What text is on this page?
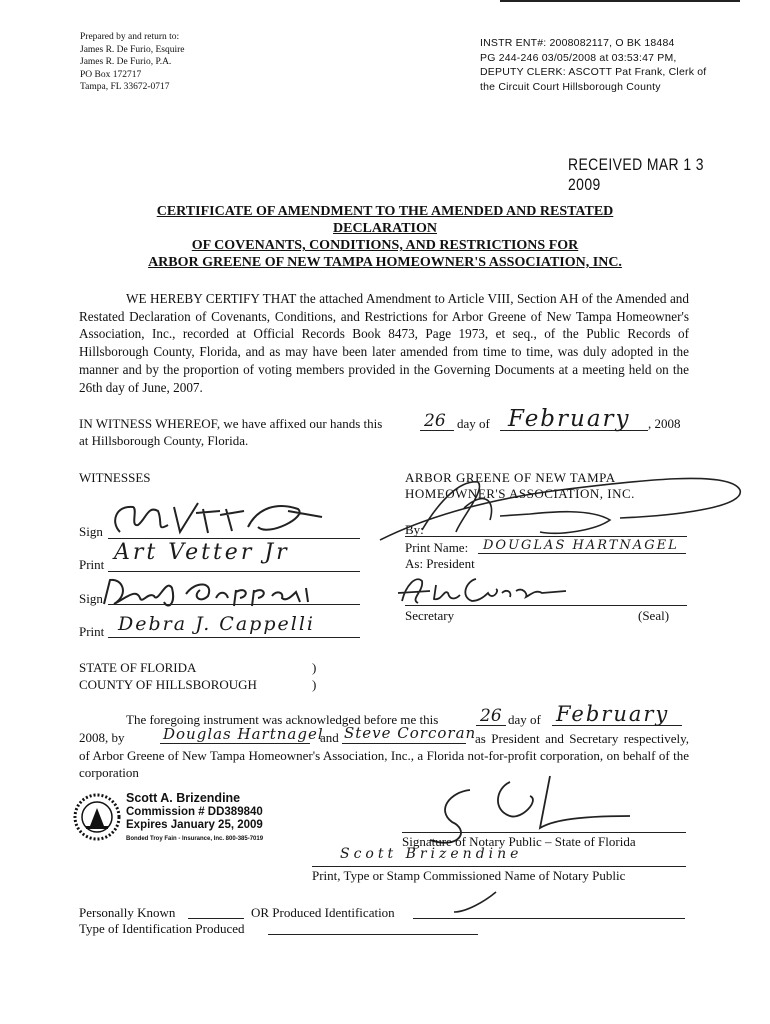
Prepared by and return to:
James R. De Furio, Esquire
James R. De Furio, P.A.
PO Box 172717
Tampa, FL 33672-0717
INSTR ENT#: 2008082117, O BK 18484
PG 244-246 03/05/2008 at 03:53:47 PM,
DEPUTY CLERK: ASCOTT Pat Frank, Clerk of
the Circuit Court Hillsborough County
RECEIVED MAR 1 3 2009
CERTIFICATE OF AMENDMENT TO THE AMENDED AND RESTATED
DECLARATION
OF COVENANTS, CONDITIONS, AND RESTRICTIONS FOR
ARBOR GREENE OF NEW TAMPA HOMEOWNER'S ASSOCIATION, INC.
WE HEREBY CERTIFY THAT the attached Amendment to Article VIII, Section AH of the Amended and Restated Declaration of Covenants, Conditions, and Restrictions for Arbor Greene of New Tampa Homeowner's Association, Inc., recorded at Official Records Book 8473, Page 1973, et seq., of the Public Records of Hillsborough County, Florida, and as may have been later amended from time to time, was duly adopted in the manner and by the proportion of voting members provided in the Governing Documents at a meeting held on the 26th day of June, 2007.
IN WITNESS WHEREOF, we have affixed our hands this 26 day of February , 2008
at Hillsborough County, Florida.
WITNESSES
Sign
Print Art Vetter Jr
Sign
Print Debra J. Cappelli
ARBOR GREENE OF NEW TAMPA
HOMEOWNER'S ASSOCIATION, INC.
By:
Print Name: DOUGLAS HARTNAGEL
As: President
Secretary	(Seal)
STATE OF FLORIDA	)
COUNTY OF HILLSBOROUGH	)
The foregoing instrument was acknowledged before me this 26 day of February
2008, by	Douglas Hartnagel
and Steve Corcoran
as President and Secretary respectively, of Arbor Greene of New Tampa Homeowner's Association, Inc., a Florida not-for-profit corporation, on behalf of the corporation
Scott A. Brizendine
Commission # DD389840
Expires January 25, 2009
Bonded Troy Fain - Insurance, Inc. 800-385-7019	Signature of Notary Public – State of Florida
Scott Brizendine
Print, Type or Stamp Commissioned Name of Notary Public
Personally Known	OR Produced Identification
Type of Identification Produced
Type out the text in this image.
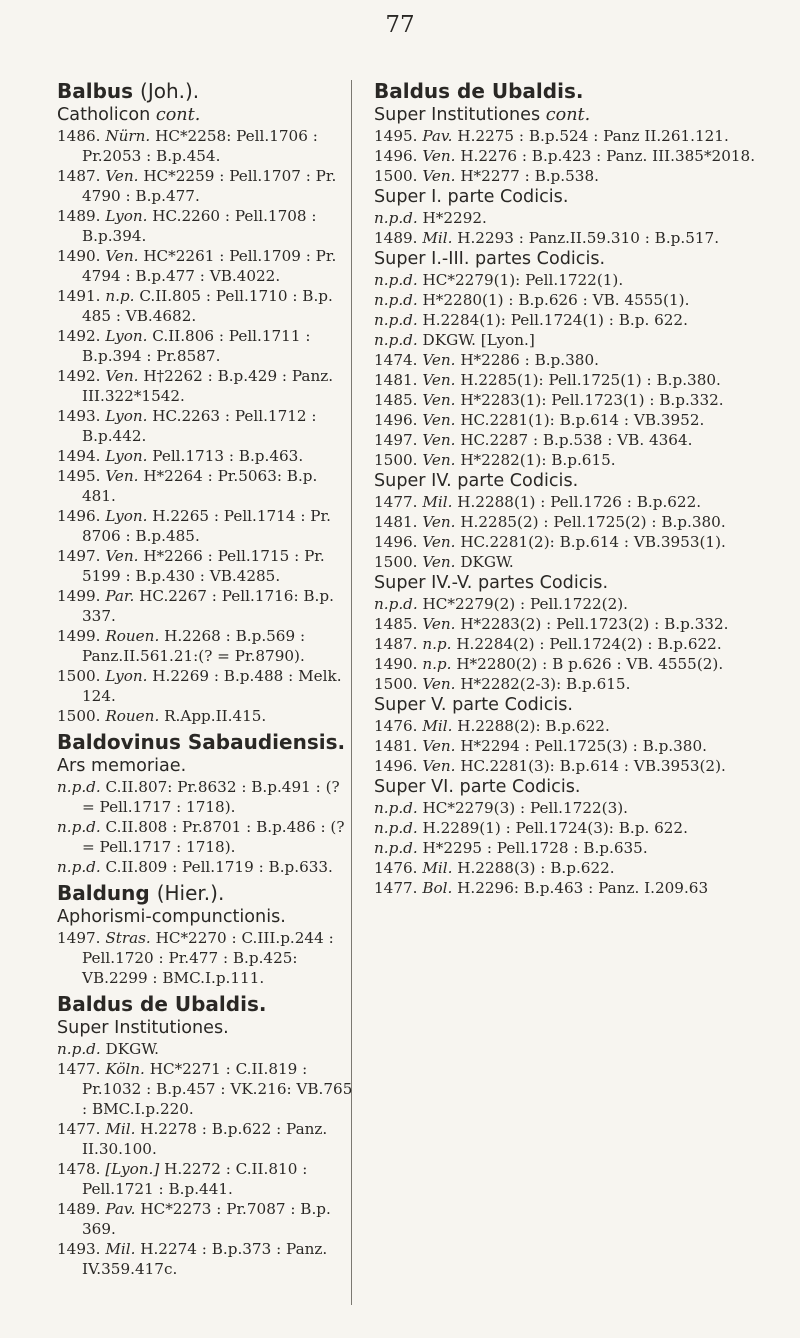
77
Balbus (Joh.).
Catholicon cont.
1486. Nürn. HC*2258: Pell.1706 : Pr.2053 : B.p.454.
1487. Ven. HC*2259 : Pell.1707 : Pr. 4790 : B.p.477.
1489. Lyon. HC.2260 : Pell.1708 : B.p.394.
1490. Ven. HC*2261 : Pell.1709 : Pr. 4794 : B.p.477 : VB.4022.
1491. n.p. C.II.805 : Pell.1710 : B.p. 485 : VB.4682.
1492. Lyon. C.II.806 : Pell.1711 : B.p.394 : Pr.8587.
1492. Ven. H†2262 : B.p.429 : Panz. III.322*1542.
1493. Lyon. HC.2263 : Pell.1712 : B.p.442.
1494. Lyon. Pell.1713 : B.p.463.
1495. Ven. H*2264 : Pr.5063: B.p. 481.
1496. Lyon. H.2265 : Pell.1714 : Pr. 8706 : B.p.485.
1497. Ven. H*2266 : Pell.1715 : Pr. 5199 : B.p.430 : VB.4285.
1499. Par. HC.2267 : Pell.1716: B.p. 337.
1499. Rouen. H.2268 : B.p.569 : Panz.II.561.21:(? = Pr.8790).
1500. Lyon. H.2269 : B.p.488 : Melk. 124.
1500. Rouen. R.App.II.415.
Baldovinus Sabaudiensis.
Ars memoriae.
n.p.d. C.II.807: Pr.8632 : B.p.491 : (? = Pell.1717 : 1718).
n.p.d. C.II.808 : Pr.8701 : B.p.486 : (? = Pell.1717 : 1718).
n.p.d. C.II.809 : Pell.1719 : B.p.633.
Baldung (Hier.).
Aphorismi-compunctionis.
1497. Stras. HC*2270 : C.III.p.244 : Pell.1720 : Pr.477 : B.p.425: VB.2299 : BMC.I.p.111.
Baldus de Ubaldis.
Super Institutiones.
n.p.d. DKGW.
1477. Köln. HC*2271 : C.II.819 : Pr.1032 : B.p.457 : VK.216: VB.765 : BMC.I.p.220.
1477. Mil. H.2278 : B.p.622 : Panz. II.30.100.
1478. [Lyon.] H.2272 : C.II.810 : Pell.1721 : B.p.441.
1489. Pav. HC*2273 : Pr.7087 : B.p. 369.
1493. Mil. H.2274 : B.p.373 : Panz. IV.359.417c.
Baldus de Ubaldis.
Super Institutiones cont.
1495. Pav. H.2275 : B.p.524 : Panz II.261.121.
1496. Ven. H.2276 : B.p.423 : Panz. III.385*2018.
1500. Ven. H*2277 : B.p.538.
Super I. parte Codicis.
n.p.d. H*2292.
1489. Mil. H.2293 : Panz.II.59.310 : B.p.517.
Super I.-III. partes Codicis.
n.p.d. HC*2279(1): Pell.1722(1).
n.p.d. H*2280(1) : B.p.626 : VB. 4555(1).
n.p.d. H.2284(1): Pell.1724(1) : B.p. 622.
n.p.d. DKGW. [Lyon.]
1474. Ven. H*2286 : B.p.380.
1481. Ven. H.2285(1): Pell.1725(1) : B.p.380.
1485. Ven. H*2283(1): Pell.1723(1) : B.p.332.
1496. Ven. HC.2281(1): B.p.614 : VB.3952.
1497. Ven. HC.2287 : B.p.538 : VB. 4364.
1500. Ven. H*2282(1): B.p.615.
Super IV. parte Codicis.
1477. Mil. H.2288(1) : Pell.1726 : B.p.622.
1481. Ven. H.2285(2) : Pell.1725(2) : B.p.380.
1496. Ven. HC.2281(2): B.p.614 : VB.3953(1).
1500. Ven. DKGW.
Super IV.-V. partes Codicis.
n.p.d. HC*2279(2) : Pell.1722(2).
1485. Ven. H*2283(2) : Pell.1723(2) : B.p.332.
1487. n.p. H.2284(2) : Pell.1724(2) : B.p.622.
1490. n.p. H*2280(2) : B p.626 : VB. 4555(2).
1500. Ven. H*2282(2-3): B.p.615.
Super V. parte Codicis.
1476. Mil. H.2288(2): B.p.622.
1481. Ven. H*2294 : Pell.1725(3) : B.p.380.
1496. Ven. HC.2281(3): B.p.614 : VB.3953(2).
Super VI. parte Codicis.
n.p.d. HC*2279(3) : Pell.1722(3).
n.p.d. H.2289(1) : Pell.1724(3): B.p. 622.
n.p.d. H*2295 : Pell.1728 : B.p.635.
1476. Mil. H.2288(3) : B.p.622.
1477. Bol. H.2296: B.p.463 : Panz. I.209.63
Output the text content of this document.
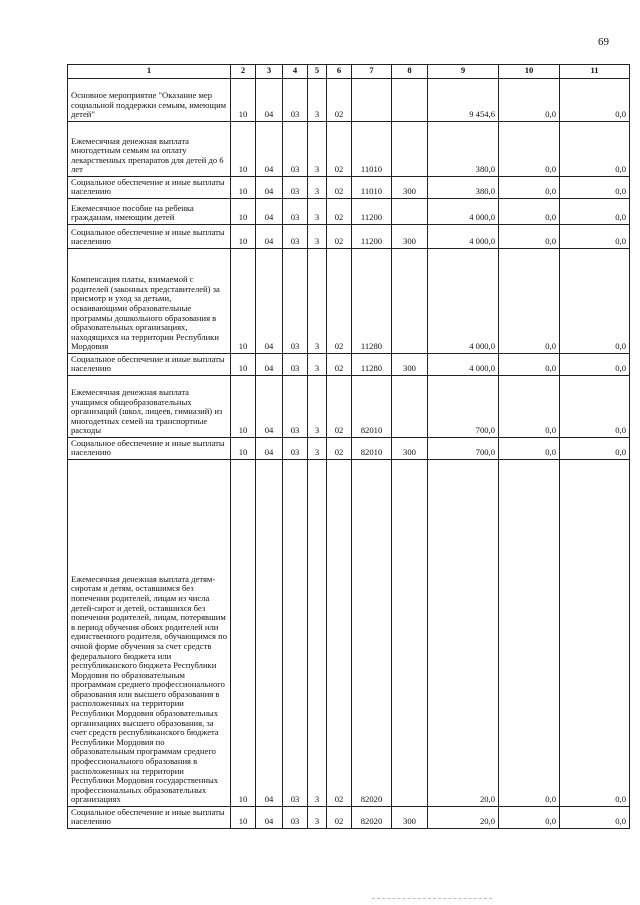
69
1	2	3	4	5	6	7	8	9	10	11
Основное мероприятие "Оказание мер социальной поддержки семьям, имеющим детей"	10	04	03	3	02			9 454,6	0,0	0,0
Ежемесячная денежная выплата многодетным семьям на оплату лекарственных препаратов для детей до 6 лет	10	04	03	3	02	11010		380,0	0,0	0,0
Социальное обеспечение и иные выплаты населению	10	04	03	3	02	11010	300	380,0	0,0	0,0
Ежемесячное пособие на ребенка гражданам, имеющим детей	10	04	03	3	02	11200		4 000,0	0,0	0,0
Социальное обеспечение и иные выплаты населению	10	04	03	3	02	11200	300	4 000,0	0,0	0,0
Компенсация платы, взимаемой с родителей (законных представителей) за присмотр и уход за детьми, осваивающими образовательные программы дошкольного образования в образовательных организациях, находящихся на территории Республики Мордовия	10	04	03	3	02	11280		4 000,0	0,0	0,0
Социальное обеспечение и иные выплаты населению	10	04	03	3	02	11280	300	4 000,0	0,0	0,0
Ежемесячная денежная выплата учащимся общеобразовательных организаций (школ, лицеев, гимназий) из многодетных семей на транспортные расходы	10	04	03	3	02	82010		700,0	0,0	0,0
Социальное обеспечение и иные выплаты населению	10	04	03	3	02	82010	300	700,0	0,0	0,0
Ежемесячная денежная выплата детям-сиротам и детям, оставшимся без попечения родителей, лицам из числа детей-сирот и детей, оставшихся без попечения родителей, лицам, потерявшим в период обучения обоих родителей или единственного родителя, обучающимся по очной форме обучения за счет средств федерального бюджета или республиканского бюджета Республики Мордовия по образовательным программам среднего профессионального образования или высшего образования в расположенных на территории Республики Мордовия образовательных организациях высшего образования, за счет средств республиканского бюджета Республики Мордовия по образовательным программам среднего профессионального образования в расположенных на территории Республики Мордовия государственных профессиональных образовательных организациях	10	04	03	3	02	82020		20,0	0,0	0,0
Социальное обеспечение и иные выплаты населению	10	04	03	3	02	82020	300	20,0	0,0	0,0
====
Work required: Pick out each line in the material containing "Identification".

Exercise solution:
Personally Known	OR Produced Identification
Type of Identification Produced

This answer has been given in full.